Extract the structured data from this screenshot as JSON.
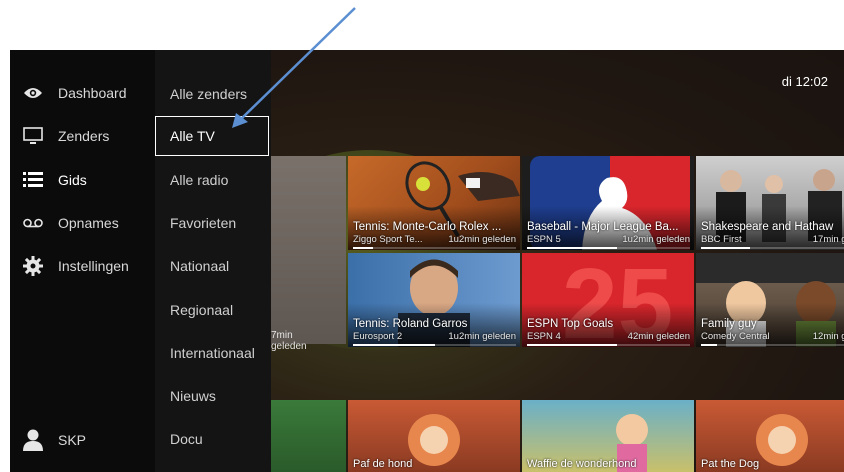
{
  "clock": "di 12:02",
  "sidebar": {
    "items": [
      {
        "label": "Dashboard",
        "icon": "eye-icon"
      },
      {
        "label": "Zenders",
        "icon": "monitor-icon"
      },
      {
        "label": "Gids",
        "icon": "list-icon"
      },
      {
        "label": "Opnames",
        "icon": "voicemail-icon"
      },
      {
        "label": "Instellingen",
        "icon": "gear-icon"
      }
    ],
    "profile": {
      "label": "SKP",
      "icon": "user-icon"
    }
  },
  "submenu": {
    "items": [
      {
        "label": "Alle zenders"
      },
      {
        "label": "Alle TV",
        "active": true
      },
      {
        "label": "Alle radio"
      },
      {
        "label": "Favorieten"
      },
      {
        "label": "Nationaal"
      },
      {
        "label": "Regionaal"
      },
      {
        "label": "Internationaal"
      },
      {
        "label": "Nieuws"
      },
      {
        "label": "Docu"
      }
    ]
  },
  "tiles": {
    "partial_ago": "7min geleden",
    "row1": [
      {
        "title": "Tennis: Monte-Carlo Rolex ...",
        "channel": "Ziggo Sport Te...",
        "ago": "1u2min geleden",
        "progress": 0.12
      },
      {
        "title": "Baseball - Major League Ba...",
        "channel": "ESPN 5",
        "ago": "1u2min geleden",
        "progress": 0.55
      },
      {
        "title": "Shakespeare and Hathaw",
        "channel": "BBC First",
        "ago": "17min gelec",
        "progress": 0.3
      }
    ],
    "row2": [
      {
        "title": "Tennis: Roland Garros",
        "channel": "Eurosport 2",
        "ago": "1u2min geleden",
        "progress": 0.5
      },
      {
        "title": "ESPN Top Goals",
        "channel": "ESPN 4",
        "ago": "42min geleden",
        "progress": 0.55
      },
      {
        "title": "Family guy",
        "channel": "Comedy Central",
        "ago": "12min gelec",
        "progress": 0.1
      }
    ],
    "row3": [
      {
        "title": "Paf de hond"
      },
      {
        "title": "Waffie de wonderhond"
      },
      {
        "title": "Pat the Dog"
      }
    ]
  },
  "colors": {
    "sidebar": "#0b0b0b",
    "submenu": "#141414",
    "arrow": "#5b8fd1",
    "espn_red": "#d9262c",
    "mlb_blue": "#1f3e8f"
  }
}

§ **Instructions to follow**
Where a line of the data holds "Alle", show that line.

§ **The reply**
        "label": "Alle zenders"
        "label": "Alle TV",
        "label": "Alle radio"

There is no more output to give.